:: GIVEN TASK ::
Duplicate the rows in the stretch from the line containing "predicted-star-point — [381, 387, 393, 400]" through the line containing "top-shaded-span — [159, 55, 479, 338]", including both ends, and nothing else.

### DATA FOR THIS TASK ###

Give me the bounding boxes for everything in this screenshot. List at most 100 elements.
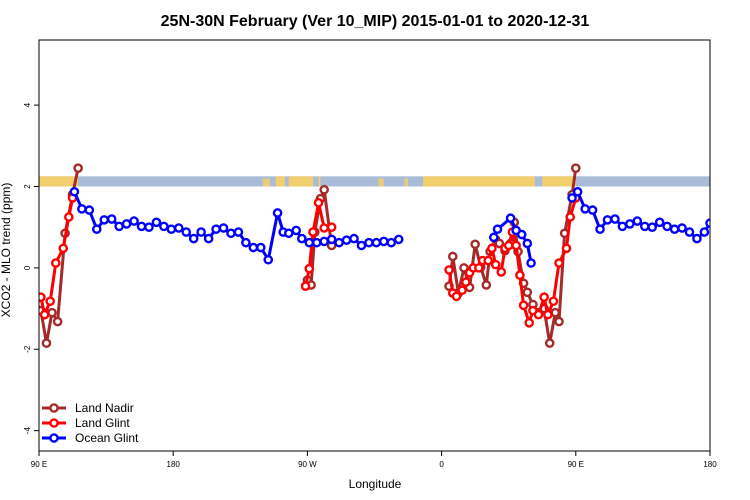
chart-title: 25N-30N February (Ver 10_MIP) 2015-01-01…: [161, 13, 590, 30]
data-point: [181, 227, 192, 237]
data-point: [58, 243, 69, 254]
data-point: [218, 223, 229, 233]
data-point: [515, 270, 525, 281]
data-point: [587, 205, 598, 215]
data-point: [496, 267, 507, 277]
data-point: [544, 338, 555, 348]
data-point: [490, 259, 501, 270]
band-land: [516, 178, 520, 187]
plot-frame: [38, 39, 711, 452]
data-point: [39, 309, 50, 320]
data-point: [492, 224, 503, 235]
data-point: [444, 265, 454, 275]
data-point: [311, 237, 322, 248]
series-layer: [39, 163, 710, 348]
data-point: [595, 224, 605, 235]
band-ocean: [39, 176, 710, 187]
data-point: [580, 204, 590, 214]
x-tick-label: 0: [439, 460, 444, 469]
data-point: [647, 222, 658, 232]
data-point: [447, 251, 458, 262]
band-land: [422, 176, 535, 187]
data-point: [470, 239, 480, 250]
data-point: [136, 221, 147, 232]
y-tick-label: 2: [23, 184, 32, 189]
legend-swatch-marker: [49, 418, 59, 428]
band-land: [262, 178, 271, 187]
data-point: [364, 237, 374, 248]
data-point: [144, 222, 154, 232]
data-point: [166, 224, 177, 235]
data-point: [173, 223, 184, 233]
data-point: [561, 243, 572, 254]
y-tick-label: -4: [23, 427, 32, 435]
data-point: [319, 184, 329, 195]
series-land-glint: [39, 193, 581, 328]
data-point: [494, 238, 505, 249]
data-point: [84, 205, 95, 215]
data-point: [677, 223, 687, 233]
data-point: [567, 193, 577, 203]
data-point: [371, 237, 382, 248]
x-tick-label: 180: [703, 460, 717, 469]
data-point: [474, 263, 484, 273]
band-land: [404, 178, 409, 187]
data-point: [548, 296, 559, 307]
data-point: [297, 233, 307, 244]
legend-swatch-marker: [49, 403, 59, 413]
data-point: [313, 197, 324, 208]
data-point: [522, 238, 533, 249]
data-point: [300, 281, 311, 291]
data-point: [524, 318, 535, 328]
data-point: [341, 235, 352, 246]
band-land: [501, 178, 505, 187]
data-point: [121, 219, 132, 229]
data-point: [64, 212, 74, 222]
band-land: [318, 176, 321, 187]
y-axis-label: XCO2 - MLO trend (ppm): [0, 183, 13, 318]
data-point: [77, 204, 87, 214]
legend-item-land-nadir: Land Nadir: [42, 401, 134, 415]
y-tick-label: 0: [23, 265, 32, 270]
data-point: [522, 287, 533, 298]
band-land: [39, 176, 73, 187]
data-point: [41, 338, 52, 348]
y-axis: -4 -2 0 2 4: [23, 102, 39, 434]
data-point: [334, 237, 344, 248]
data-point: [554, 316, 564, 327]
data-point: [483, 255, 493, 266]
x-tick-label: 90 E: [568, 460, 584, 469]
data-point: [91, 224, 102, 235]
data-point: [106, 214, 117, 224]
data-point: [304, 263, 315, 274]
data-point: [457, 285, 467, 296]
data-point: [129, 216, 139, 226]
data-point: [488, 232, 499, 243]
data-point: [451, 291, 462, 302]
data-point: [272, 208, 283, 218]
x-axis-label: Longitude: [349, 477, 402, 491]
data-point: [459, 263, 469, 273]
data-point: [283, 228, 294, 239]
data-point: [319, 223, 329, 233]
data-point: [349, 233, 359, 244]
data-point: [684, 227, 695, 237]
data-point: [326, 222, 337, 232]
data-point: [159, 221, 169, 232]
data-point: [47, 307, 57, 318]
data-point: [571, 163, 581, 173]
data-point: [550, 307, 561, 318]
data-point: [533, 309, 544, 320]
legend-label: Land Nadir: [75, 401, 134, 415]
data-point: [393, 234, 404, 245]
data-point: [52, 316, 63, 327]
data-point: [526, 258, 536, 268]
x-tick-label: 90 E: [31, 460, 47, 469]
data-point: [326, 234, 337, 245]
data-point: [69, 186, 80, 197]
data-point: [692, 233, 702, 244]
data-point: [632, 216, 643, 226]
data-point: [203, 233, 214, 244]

###
### DATA FOR THIS TASK ###

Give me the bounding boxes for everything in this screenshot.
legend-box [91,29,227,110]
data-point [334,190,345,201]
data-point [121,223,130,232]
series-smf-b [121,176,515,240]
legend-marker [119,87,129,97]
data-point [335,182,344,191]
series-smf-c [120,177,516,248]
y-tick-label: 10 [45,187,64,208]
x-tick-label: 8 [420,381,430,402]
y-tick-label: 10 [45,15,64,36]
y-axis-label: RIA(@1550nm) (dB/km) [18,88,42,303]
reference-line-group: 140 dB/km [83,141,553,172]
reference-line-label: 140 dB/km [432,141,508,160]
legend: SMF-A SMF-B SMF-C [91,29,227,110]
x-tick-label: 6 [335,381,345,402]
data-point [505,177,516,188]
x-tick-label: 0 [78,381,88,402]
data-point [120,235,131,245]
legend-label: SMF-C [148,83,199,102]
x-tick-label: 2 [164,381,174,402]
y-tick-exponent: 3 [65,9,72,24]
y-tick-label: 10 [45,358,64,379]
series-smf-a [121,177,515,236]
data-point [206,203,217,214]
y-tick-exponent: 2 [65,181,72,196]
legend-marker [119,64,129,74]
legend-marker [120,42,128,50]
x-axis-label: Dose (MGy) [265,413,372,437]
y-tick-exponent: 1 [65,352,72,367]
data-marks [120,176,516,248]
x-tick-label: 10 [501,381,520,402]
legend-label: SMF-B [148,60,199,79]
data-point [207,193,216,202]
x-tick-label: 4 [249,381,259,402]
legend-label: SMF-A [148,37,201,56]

###
### DATA FOR THIS TASK ###

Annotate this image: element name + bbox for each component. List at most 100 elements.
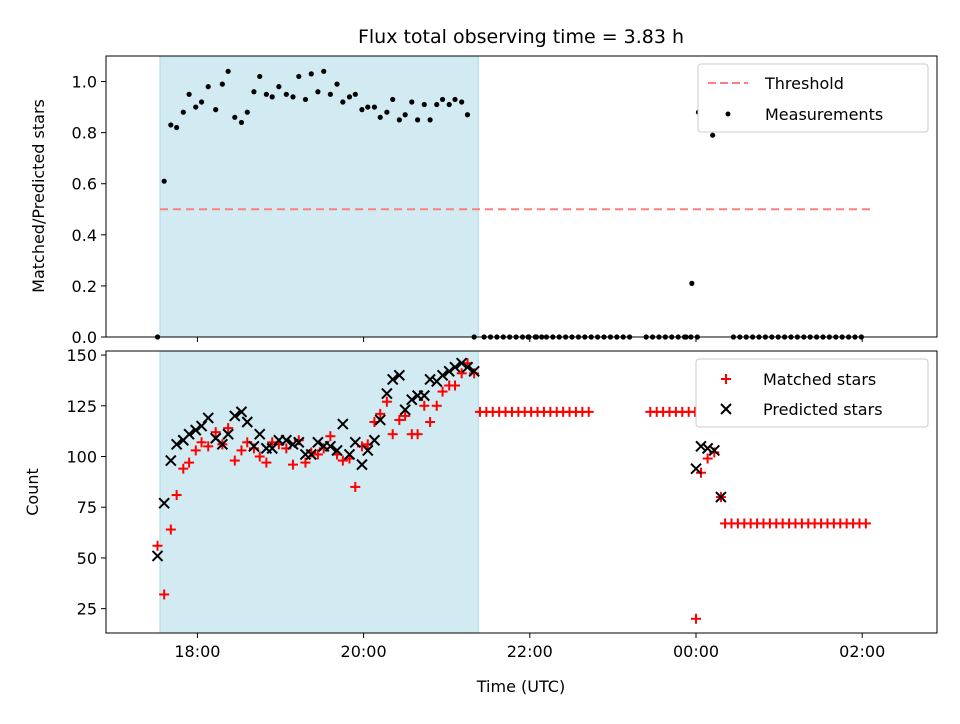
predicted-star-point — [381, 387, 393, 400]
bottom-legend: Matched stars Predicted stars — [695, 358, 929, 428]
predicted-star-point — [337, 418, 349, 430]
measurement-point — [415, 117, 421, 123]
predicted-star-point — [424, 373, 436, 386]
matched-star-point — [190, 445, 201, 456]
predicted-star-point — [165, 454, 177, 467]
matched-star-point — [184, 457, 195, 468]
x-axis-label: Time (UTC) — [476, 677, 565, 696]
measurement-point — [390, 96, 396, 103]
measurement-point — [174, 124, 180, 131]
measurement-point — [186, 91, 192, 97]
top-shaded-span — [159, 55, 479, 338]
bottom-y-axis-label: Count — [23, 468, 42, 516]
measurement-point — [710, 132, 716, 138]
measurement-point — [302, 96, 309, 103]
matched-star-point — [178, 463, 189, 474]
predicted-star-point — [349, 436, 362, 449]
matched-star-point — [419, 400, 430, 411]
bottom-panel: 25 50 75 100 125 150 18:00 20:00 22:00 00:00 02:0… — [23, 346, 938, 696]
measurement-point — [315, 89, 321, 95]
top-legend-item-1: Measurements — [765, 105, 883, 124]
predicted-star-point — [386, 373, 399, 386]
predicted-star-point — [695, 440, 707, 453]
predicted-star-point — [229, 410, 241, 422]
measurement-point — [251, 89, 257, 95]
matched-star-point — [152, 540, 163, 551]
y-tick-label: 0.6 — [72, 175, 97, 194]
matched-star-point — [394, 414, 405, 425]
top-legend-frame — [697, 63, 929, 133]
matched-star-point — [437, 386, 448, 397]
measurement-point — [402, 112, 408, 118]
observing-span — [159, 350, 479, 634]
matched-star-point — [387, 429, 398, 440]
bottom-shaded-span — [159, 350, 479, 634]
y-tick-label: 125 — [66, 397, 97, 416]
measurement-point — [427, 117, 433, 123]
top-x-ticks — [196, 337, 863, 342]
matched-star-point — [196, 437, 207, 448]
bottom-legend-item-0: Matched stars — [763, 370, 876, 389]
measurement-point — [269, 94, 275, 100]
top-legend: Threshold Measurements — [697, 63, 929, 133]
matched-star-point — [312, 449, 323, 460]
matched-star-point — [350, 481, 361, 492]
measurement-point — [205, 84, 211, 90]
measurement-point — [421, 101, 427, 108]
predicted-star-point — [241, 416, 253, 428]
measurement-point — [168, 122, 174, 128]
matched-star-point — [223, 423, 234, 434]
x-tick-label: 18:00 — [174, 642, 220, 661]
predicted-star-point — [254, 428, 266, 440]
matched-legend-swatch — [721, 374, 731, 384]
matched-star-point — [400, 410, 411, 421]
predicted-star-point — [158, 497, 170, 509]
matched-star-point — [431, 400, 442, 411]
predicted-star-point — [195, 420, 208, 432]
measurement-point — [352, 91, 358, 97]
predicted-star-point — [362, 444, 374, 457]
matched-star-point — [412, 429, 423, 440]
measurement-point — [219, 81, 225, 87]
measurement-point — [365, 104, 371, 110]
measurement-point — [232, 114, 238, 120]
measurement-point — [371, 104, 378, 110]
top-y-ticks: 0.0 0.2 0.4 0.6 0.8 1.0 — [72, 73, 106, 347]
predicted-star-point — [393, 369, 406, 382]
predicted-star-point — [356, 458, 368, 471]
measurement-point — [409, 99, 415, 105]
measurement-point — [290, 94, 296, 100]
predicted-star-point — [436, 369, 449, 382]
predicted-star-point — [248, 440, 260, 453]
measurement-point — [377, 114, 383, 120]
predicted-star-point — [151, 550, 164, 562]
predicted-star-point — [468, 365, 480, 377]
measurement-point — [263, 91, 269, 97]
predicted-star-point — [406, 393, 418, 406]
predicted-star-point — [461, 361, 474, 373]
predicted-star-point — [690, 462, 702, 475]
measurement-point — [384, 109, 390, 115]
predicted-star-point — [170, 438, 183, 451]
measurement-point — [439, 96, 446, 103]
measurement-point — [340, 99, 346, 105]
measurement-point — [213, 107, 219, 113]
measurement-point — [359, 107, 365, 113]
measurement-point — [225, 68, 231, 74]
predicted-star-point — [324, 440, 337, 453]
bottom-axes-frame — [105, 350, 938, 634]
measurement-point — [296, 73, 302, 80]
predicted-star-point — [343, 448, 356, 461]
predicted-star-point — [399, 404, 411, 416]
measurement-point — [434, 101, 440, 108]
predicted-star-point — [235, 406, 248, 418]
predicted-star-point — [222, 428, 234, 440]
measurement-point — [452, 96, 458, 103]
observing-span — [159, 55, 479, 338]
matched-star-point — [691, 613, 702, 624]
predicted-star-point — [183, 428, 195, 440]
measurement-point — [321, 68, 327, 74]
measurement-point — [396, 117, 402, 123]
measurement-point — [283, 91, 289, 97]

###

:: FINAL ANSWER ::
predicted-star-point — [381, 387, 393, 400]
bottom-legend: Matched stars Predicted stars — [695, 358, 929, 428]
predicted-star-point — [337, 418, 349, 430]
measurement-point — [415, 117, 421, 123]
predicted-star-point — [424, 373, 436, 386]
matched-star-point — [190, 445, 201, 456]
predicted-star-point — [165, 454, 177, 467]
matched-star-point — [184, 457, 195, 468]
x-axis-label: Time (UTC) — [476, 677, 565, 696]
measurement-point — [390, 96, 396, 103]
measurement-point — [174, 124, 180, 131]
measurement-point — [186, 91, 192, 97]
top-shaded-span — [159, 55, 479, 338]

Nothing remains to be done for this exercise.